PROBLEM REQUIREMENTS
Extract every line below that contains the word "headphones".

— Begin ENTRIES PROVIDED —

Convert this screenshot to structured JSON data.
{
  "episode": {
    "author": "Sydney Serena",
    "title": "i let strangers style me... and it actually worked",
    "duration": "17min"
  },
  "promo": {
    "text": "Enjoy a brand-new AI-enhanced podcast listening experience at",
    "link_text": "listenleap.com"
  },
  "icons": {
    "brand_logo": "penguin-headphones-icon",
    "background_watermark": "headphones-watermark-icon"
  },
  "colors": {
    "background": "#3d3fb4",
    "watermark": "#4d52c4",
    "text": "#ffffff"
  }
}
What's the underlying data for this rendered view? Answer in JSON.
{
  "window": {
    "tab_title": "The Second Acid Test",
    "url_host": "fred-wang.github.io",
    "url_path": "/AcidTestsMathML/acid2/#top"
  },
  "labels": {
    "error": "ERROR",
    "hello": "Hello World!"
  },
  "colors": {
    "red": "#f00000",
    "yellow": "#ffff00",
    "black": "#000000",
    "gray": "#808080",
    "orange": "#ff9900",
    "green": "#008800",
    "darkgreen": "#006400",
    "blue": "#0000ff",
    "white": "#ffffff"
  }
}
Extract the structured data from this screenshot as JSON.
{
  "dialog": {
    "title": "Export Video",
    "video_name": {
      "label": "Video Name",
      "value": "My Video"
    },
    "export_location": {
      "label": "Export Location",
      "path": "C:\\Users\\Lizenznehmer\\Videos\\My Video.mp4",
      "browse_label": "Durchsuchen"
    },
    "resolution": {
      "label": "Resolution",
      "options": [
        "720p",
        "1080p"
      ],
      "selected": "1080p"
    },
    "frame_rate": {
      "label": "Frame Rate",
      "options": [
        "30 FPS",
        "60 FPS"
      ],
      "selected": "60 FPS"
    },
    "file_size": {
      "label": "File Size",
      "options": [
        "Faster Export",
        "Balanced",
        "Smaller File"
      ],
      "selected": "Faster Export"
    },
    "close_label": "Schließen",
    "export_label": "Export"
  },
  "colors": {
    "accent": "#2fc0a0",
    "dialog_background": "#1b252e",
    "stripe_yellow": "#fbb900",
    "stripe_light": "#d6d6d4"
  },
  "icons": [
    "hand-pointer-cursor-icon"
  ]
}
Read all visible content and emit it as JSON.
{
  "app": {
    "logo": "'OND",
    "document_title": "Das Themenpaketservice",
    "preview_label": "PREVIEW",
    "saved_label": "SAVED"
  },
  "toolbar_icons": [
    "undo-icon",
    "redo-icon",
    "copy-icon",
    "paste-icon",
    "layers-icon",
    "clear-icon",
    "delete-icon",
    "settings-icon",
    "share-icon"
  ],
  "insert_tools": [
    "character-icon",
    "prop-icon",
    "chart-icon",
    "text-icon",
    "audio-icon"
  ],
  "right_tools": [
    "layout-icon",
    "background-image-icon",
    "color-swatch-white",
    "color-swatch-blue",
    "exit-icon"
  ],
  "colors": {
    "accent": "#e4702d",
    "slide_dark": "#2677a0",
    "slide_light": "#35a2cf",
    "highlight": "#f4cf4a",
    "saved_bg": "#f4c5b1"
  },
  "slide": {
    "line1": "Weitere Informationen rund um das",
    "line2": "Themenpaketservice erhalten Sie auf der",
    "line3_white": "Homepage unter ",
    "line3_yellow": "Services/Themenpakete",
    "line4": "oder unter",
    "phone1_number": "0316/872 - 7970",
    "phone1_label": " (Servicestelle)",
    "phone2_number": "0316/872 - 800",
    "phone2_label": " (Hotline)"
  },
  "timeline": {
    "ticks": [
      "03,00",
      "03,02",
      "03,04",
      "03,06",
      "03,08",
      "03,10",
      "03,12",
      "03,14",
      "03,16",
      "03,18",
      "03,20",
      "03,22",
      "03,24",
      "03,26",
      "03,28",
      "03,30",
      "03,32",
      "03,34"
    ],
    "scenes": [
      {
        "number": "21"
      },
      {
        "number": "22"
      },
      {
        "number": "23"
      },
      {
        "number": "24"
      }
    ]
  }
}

— End ENTRIES PROVIDED —

SOLUTION FOR THIS EXERCISE
    "brand_logo": "penguin-headphones-icon",
    "background_watermark": "headphones-watermark-icon"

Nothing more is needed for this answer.